:: Stored rows

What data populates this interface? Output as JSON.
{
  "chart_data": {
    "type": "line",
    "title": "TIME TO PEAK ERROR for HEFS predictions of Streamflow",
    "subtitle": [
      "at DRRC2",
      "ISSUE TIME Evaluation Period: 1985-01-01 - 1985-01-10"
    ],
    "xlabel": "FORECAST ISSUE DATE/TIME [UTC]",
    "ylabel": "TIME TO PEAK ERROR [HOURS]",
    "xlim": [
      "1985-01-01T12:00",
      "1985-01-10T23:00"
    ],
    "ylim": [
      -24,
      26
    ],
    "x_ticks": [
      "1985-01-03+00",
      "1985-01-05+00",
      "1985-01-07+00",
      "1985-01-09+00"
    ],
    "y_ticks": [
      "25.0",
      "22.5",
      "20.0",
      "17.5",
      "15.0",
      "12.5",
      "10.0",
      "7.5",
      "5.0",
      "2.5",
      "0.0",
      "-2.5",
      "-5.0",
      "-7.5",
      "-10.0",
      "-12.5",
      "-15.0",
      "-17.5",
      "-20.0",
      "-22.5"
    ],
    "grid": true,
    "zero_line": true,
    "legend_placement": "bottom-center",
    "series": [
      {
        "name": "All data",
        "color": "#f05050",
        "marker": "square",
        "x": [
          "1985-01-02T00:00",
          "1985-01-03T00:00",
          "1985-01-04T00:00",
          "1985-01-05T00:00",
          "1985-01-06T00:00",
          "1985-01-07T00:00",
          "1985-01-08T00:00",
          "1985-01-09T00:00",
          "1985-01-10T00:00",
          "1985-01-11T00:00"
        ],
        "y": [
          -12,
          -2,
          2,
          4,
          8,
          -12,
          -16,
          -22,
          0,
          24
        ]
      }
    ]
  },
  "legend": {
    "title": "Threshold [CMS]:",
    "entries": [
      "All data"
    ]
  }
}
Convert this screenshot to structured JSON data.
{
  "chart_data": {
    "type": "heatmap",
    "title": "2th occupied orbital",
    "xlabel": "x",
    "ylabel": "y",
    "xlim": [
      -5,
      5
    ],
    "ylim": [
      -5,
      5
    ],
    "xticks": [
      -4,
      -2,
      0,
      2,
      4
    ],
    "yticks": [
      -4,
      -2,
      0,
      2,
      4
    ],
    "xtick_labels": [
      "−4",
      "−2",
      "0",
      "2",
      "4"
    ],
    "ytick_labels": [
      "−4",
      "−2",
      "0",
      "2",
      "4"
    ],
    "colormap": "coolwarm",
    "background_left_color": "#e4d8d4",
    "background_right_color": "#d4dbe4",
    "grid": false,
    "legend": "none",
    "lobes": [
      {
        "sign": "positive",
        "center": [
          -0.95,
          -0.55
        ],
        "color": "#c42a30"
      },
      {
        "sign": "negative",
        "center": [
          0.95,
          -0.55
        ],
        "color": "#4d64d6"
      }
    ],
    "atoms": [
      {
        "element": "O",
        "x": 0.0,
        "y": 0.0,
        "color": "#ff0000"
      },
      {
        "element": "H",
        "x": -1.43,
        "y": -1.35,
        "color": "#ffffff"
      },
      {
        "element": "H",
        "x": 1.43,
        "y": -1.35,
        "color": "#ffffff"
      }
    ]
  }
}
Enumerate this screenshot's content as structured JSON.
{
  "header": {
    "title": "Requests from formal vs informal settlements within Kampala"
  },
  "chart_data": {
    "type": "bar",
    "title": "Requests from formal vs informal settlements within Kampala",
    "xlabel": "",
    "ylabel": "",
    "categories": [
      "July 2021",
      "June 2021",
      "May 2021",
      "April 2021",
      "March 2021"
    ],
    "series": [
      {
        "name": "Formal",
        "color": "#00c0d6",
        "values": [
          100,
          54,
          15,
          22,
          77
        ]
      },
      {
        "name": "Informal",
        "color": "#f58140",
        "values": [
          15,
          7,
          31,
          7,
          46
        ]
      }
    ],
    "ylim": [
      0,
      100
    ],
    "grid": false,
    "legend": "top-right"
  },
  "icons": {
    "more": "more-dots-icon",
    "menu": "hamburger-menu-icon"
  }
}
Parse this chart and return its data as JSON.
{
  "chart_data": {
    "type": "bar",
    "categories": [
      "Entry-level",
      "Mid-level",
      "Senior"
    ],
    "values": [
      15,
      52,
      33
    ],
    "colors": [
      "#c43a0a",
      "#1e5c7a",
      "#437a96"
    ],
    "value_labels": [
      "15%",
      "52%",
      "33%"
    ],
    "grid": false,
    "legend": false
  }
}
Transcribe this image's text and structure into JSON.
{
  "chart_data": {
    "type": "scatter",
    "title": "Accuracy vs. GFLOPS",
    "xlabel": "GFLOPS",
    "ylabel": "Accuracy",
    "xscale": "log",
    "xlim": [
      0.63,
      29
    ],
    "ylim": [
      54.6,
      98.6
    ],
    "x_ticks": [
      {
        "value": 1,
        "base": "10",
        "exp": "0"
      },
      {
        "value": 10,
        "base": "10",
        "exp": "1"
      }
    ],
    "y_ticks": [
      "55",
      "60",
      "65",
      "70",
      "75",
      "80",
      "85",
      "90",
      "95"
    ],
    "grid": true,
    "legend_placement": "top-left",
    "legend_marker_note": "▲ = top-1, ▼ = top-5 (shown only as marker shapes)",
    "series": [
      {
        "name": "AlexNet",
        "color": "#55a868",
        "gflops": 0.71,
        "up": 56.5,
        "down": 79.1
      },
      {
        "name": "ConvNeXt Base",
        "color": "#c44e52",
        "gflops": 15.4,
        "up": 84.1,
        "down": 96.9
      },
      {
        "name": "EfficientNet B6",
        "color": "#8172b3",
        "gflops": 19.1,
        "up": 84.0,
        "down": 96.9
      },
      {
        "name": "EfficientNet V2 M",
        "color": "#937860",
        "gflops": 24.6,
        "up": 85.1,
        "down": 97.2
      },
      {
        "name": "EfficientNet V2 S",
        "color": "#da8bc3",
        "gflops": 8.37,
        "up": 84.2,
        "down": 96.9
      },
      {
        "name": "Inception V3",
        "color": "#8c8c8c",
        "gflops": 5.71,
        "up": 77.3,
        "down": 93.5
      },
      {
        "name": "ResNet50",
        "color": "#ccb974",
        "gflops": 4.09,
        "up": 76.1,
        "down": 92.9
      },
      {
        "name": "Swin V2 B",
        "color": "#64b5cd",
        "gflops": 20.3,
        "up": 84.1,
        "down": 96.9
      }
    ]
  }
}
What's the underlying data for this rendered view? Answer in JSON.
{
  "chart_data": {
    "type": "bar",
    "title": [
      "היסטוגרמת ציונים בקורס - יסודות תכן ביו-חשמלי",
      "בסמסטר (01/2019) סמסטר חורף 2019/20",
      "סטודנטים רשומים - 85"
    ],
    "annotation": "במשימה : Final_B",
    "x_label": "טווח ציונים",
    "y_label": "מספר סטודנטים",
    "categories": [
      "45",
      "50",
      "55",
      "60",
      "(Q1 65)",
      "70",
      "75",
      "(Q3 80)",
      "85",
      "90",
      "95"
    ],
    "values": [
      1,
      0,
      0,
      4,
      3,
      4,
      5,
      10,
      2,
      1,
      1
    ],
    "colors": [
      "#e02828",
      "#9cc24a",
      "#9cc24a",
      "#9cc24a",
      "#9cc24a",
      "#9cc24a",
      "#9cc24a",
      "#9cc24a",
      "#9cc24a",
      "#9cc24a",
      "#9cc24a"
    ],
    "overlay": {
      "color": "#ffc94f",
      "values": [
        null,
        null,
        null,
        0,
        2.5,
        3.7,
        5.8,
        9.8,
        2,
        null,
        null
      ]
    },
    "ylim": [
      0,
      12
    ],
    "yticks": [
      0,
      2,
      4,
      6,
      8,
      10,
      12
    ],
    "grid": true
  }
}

::::

**Exercise task**
Scan the material above for the string "xlabel" and report each line where you find it.

**Solution to the problem**
    "xlabel": "FORECAST ISSUE DATE/TIME [UTC]",
    "xlabel": "x",
    "xlabel": "",
    "xlabel": "GFLOPS",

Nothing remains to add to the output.